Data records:
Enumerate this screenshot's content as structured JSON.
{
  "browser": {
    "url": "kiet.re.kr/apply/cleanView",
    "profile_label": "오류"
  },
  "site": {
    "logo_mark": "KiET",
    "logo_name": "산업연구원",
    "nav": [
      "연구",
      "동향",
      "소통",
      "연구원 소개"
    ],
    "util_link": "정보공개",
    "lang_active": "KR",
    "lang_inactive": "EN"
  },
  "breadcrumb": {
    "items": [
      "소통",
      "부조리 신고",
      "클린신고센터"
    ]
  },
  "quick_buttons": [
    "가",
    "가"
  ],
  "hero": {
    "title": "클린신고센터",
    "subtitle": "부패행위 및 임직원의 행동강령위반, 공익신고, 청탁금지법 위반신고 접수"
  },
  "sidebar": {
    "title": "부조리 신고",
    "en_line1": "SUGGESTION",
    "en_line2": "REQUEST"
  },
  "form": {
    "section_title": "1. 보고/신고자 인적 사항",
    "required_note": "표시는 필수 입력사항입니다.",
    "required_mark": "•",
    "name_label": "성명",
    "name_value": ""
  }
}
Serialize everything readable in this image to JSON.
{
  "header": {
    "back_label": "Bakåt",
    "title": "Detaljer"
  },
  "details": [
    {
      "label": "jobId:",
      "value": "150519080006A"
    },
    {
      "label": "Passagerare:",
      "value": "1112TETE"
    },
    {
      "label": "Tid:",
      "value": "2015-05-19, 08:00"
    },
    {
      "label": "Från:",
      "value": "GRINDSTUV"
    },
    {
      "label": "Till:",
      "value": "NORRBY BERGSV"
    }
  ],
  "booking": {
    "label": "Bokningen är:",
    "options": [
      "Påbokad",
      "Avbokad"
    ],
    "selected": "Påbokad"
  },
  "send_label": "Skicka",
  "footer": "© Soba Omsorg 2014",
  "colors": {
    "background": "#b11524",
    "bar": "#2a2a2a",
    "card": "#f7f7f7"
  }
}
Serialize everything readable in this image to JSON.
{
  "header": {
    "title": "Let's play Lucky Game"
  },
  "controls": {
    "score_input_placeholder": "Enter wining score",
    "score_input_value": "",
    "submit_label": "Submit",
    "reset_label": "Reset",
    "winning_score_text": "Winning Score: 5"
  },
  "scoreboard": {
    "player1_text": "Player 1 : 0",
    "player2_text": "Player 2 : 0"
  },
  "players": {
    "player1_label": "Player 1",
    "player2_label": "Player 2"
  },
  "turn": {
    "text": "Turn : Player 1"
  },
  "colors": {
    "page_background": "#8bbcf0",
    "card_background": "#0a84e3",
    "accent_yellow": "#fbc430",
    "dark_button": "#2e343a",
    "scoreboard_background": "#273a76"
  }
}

...

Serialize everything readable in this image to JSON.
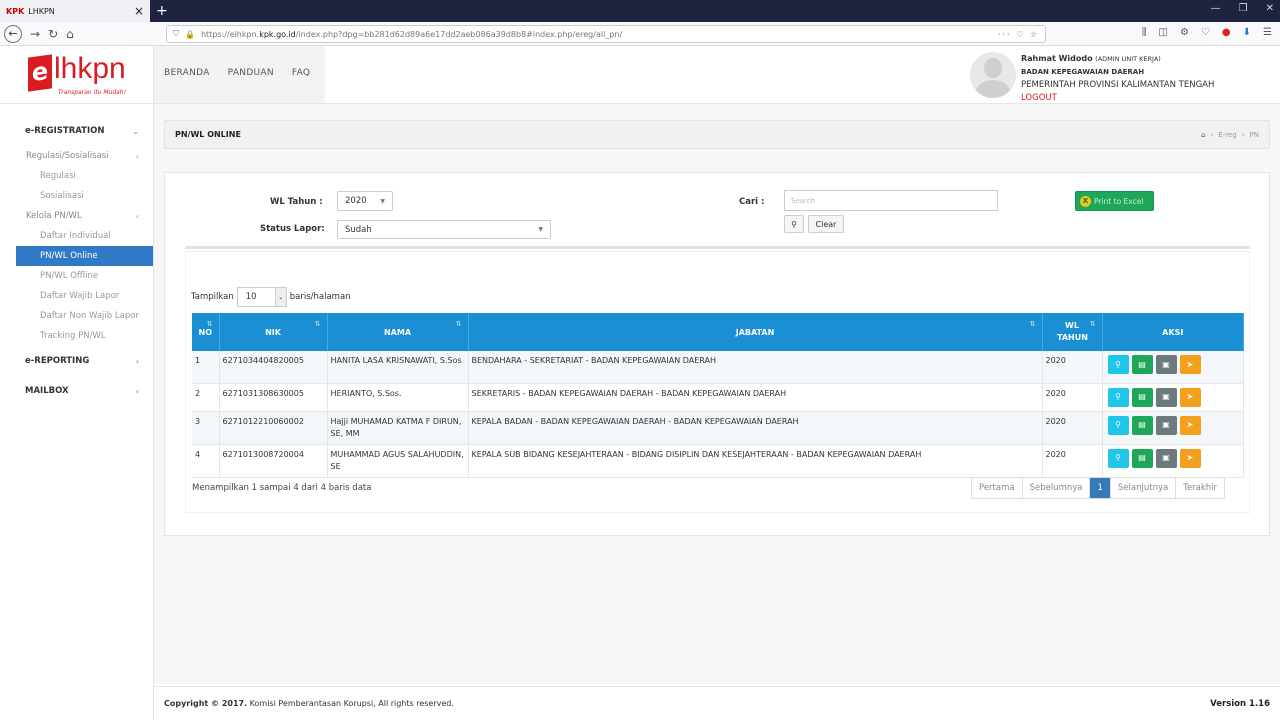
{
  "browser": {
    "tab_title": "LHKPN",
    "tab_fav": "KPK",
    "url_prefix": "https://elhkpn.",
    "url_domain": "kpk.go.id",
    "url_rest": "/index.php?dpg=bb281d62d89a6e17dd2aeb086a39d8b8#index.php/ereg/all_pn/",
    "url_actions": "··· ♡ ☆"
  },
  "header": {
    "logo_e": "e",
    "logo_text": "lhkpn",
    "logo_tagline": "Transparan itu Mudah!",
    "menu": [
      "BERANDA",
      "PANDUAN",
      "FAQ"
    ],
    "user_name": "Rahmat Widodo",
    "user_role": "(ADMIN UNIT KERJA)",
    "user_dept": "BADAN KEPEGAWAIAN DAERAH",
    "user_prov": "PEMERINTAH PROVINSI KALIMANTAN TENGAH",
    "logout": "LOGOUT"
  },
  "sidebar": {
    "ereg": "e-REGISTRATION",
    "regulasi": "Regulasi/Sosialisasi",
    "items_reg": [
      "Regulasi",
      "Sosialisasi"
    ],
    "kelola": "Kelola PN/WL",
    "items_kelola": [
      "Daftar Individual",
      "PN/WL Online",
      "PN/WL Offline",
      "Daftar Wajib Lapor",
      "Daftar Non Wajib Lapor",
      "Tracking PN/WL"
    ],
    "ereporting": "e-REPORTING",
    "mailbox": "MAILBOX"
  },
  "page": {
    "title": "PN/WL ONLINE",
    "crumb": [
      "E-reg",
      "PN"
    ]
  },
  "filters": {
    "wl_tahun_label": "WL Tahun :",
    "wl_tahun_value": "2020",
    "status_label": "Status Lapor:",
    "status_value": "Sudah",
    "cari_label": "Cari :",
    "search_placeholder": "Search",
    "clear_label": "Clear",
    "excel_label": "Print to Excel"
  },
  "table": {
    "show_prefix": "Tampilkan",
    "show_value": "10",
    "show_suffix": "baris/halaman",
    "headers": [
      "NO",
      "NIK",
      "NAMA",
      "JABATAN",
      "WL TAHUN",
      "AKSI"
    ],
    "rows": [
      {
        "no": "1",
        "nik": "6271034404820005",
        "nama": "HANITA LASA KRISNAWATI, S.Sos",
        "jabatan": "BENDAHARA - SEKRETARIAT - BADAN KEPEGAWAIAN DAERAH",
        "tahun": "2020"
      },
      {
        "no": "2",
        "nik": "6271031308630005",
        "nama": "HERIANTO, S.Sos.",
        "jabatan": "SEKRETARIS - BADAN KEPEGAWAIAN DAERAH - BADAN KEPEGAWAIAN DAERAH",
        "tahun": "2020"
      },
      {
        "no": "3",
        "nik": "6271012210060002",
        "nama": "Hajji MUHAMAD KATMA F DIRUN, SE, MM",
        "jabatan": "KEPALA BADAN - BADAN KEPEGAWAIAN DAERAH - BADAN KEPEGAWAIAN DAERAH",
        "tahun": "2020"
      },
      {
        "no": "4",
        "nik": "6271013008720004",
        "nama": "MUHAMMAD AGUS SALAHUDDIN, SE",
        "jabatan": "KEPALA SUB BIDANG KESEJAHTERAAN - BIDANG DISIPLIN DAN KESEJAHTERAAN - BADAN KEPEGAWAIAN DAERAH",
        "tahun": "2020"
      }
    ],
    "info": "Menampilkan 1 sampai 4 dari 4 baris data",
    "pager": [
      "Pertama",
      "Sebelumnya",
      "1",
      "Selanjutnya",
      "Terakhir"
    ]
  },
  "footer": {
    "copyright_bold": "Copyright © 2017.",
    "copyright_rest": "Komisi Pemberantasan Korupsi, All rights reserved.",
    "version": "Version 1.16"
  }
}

What is expected - Check the data for the word "Sosialisasi" and pull out the lines that have it.

Solution to the problem -
    "regulasi": "Regulasi/Sosialisasi",
      "Sosialisasi"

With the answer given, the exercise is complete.